--- What is expected ---
Scan the material and copy every line in which "title" appears.

# Dataset entries start

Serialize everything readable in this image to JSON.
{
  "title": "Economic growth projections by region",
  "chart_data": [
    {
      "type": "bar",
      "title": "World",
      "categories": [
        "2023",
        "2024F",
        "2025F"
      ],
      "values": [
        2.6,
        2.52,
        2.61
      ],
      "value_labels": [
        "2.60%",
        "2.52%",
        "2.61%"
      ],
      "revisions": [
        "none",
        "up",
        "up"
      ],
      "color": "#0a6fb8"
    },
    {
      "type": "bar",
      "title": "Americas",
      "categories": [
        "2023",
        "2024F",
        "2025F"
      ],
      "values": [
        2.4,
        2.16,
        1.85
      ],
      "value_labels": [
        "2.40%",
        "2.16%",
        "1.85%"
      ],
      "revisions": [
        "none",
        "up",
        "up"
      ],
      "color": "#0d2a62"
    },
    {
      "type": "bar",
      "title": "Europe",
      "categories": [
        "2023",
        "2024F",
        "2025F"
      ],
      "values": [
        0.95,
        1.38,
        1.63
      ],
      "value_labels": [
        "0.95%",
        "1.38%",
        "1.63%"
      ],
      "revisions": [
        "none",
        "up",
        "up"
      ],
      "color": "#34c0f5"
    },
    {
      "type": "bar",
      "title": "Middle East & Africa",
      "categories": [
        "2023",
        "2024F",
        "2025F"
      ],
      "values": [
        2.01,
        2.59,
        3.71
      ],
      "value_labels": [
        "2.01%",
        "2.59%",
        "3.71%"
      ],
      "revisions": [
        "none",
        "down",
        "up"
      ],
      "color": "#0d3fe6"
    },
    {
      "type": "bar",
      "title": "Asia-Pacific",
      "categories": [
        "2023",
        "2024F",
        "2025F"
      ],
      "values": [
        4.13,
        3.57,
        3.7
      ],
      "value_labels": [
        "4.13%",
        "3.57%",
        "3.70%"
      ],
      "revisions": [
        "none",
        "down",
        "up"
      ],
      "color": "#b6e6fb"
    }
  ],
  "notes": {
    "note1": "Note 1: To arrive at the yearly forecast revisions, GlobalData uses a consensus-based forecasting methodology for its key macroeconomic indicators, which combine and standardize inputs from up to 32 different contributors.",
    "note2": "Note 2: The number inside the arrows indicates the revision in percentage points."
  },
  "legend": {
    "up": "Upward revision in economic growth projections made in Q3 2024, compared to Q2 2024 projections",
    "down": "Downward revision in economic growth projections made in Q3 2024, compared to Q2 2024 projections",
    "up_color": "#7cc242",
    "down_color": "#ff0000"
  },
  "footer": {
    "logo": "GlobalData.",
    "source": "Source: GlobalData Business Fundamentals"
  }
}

# Dataset entries end
# Dataset entries start

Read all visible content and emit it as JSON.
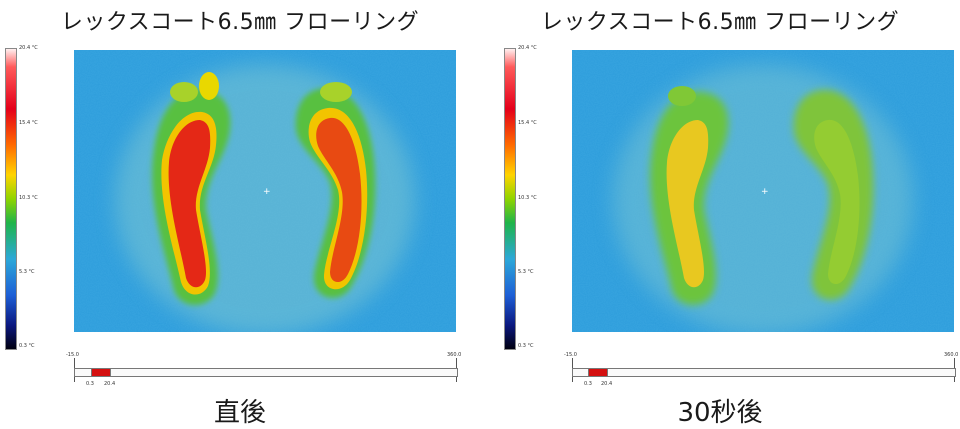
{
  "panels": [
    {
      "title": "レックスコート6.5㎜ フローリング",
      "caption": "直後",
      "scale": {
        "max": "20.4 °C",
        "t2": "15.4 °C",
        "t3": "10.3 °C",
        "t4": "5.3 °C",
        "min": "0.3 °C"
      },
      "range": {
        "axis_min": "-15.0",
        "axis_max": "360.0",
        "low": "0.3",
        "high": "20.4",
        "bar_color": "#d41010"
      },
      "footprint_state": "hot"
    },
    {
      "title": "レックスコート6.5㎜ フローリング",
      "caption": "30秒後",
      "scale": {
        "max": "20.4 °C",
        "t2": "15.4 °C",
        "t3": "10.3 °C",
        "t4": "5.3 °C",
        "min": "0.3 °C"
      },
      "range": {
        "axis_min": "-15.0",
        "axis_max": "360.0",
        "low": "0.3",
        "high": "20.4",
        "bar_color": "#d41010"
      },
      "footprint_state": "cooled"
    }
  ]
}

# Dataset entries end

--- Reply ---
  "title": "Economic growth projections by region",
      "title": "World",
      "title": "Americas",
      "title": "Europe",
      "title": "Middle East & Africa",
      "title": "Asia-Pacific",
      "title": "レックスコート6.5㎜ フローリング",
      "title": "レックスコート6.5㎜ フローリング",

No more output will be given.